-- Problem to work on --
Carry on the page of reader reviews for the story "The Cave," picking up after its final line.

═════ Text shown ═════

|Reviews for The Cave|
| Haraku Hearts chapter 1 . 11/26/2013
This is amazing.
| Kyu-Momo chapter 1 . 5/1/2013
Woo! Great job! :)
| FayeFox chapter 1 . 11/27/2012
there are not so many who favor this pairing I think... but I just love them /
I would really really really ... LOVE a follow up *puppy eyes* please? ;_;
| Lucrecia LeVrai chapter 1 . 11/25/2012
"A 'tough' character reluctantly agrees to have his injuries healed, and the healing session abruptly descends into a making-out session or more." This plot-device has been spawned in fanfiction ad infinitum. No, seriously. If I got a penny every time I saw a story like this, I'd be rich by now.
The lack of originality is not a bad thing in itself. Even an overused plot-device can bring great results if handled with talent, but I'm afraid that's not the case here.
First of all, the story seems to be rushed and missing a clear point, as well as clear structure. I got the impression I was reading a (rushed) build-up for a sex scene, which was suddenly left out. Almost half of the story is focused (wasted, really) on a made-up ability that is completely irrelevant to the main point of the fic, which happens to be... what, exactly? If you wanted to write smut/yaoi, you could have focused on it more - could have gone beyond a single kiss, I mean. If you wanted to focus on the characters and their relationship, instead, it could have also been done better: right now, Arumat and Edge seem like cardboard copies of people, with just basic outlines of personality. At least, they don't seem entirely OOC.
In terms of style, the story doesn't flow smoothly, either. Some sentences sound rather messed up, like ex. "When it comes to healing it's the same thing sort of telling me precise locations, depth, you get the idea and that whatever it is I've picked up on needs to be dealt with" or "For a man who stands and fights Edge had always known that he ran away faster than anyone else from the things that were really important and no one understood that better than Edge, he had done it himself in the past." Utilizing proper commas or breaking longer sentences into shorter ones could be a solution to the problem. Watch out for the typos, too - I caught quite a few of them. Did you even proofread your story before posting it here?
So, just to repeat myself, my advice is as follows. Focus more on:
-the setting (where exactly are your characters, what are they doing, where's the rest of the crew etc. - note: the introduction doesn't have to be very long! sometimes a paragraph or two can suffice);
-the build-up (how did Arumat got injured, how did Edge find the cave etc.);
-characters' reactions and psychology (how does Edge exactly /feel/ about Arumat's self-destructive tendencies? why does he care? how does Arumat feel about the fact that Edge cares? why are they - so all of a sudden - physically attracted to each other? etc.);
-clear sentence structure (will my readers be able to understand me?);
-and proper punctuation/spelling.

═════ Given records ═════

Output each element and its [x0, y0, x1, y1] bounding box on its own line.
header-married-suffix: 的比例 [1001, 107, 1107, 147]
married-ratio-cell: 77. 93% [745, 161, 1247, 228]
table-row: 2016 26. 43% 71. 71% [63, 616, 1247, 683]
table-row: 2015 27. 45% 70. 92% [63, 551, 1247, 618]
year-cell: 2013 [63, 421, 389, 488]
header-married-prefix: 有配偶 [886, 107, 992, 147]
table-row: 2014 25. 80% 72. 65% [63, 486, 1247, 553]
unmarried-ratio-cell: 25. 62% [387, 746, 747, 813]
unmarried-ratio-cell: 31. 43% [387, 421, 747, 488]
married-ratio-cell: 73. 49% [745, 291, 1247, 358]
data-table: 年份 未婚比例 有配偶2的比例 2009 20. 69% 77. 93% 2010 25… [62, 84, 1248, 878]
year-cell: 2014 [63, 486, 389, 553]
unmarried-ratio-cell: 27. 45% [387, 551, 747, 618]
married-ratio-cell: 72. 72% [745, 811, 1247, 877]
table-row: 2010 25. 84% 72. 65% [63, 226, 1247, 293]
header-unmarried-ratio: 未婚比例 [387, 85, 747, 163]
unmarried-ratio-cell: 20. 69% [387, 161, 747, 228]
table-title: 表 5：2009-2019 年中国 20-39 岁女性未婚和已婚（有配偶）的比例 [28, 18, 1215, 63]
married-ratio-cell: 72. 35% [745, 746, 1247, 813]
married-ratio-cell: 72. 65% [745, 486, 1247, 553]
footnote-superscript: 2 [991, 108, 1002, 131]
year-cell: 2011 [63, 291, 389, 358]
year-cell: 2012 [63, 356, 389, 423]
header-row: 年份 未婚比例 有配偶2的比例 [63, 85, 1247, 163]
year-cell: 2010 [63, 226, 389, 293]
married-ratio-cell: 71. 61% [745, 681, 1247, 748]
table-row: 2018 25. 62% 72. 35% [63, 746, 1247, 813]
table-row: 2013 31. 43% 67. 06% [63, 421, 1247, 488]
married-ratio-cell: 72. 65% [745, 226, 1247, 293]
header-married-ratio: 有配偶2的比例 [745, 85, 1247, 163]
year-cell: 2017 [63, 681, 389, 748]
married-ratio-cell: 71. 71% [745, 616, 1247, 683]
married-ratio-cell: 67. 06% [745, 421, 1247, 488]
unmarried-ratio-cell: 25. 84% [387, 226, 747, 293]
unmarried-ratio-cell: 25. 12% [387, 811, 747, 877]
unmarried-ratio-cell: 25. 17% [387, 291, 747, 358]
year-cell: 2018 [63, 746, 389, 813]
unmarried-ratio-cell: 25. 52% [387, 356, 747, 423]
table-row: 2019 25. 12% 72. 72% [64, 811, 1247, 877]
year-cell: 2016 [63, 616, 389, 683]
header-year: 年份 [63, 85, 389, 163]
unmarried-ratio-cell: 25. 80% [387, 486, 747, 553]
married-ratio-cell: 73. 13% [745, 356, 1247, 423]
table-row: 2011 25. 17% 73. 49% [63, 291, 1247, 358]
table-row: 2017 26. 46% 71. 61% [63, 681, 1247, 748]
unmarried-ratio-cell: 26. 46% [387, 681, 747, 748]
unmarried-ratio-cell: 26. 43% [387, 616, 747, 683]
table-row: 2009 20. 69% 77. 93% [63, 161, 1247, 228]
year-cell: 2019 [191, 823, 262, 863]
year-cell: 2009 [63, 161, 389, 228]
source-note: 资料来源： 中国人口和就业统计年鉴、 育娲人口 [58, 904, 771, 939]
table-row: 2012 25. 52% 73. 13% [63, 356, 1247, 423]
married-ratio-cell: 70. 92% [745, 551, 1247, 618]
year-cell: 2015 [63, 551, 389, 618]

═════

-- Response --
| Julius Night chapter 1 . 10/24/2012
Very excellent, sweet lemon, hope you do follow up!
| Guest chapter 1 . 7/9/2012
I haven't finished the game yet, but I couldn't help looking for some fluff for this pairing and this was great so I demand a follow up c:
| BabyBumblebee17 chapter 1 . 7/2/2012
Kawaii! XD PLZ plz plz write more! Im beggin you *on hands and knees* please write more i really like this so far :)
Its really well written and the cgaracters are so in character in my opinion, this is one of the best Arumat-Edge stories ive read and i kove this paring :)
Write more please!
| thedragonguru chapter 1 . 6/26/2012
Oh, yes, please write a follow up! This is wonderful. Lemons are absolutely demanded!
| Dragonfly-Moonlight chapter 1 . 6/24/2012
Well, where do I begin?
It's a very interesting premise. I personally don't mind yaoi, though pairing will play a very big factor in what I read.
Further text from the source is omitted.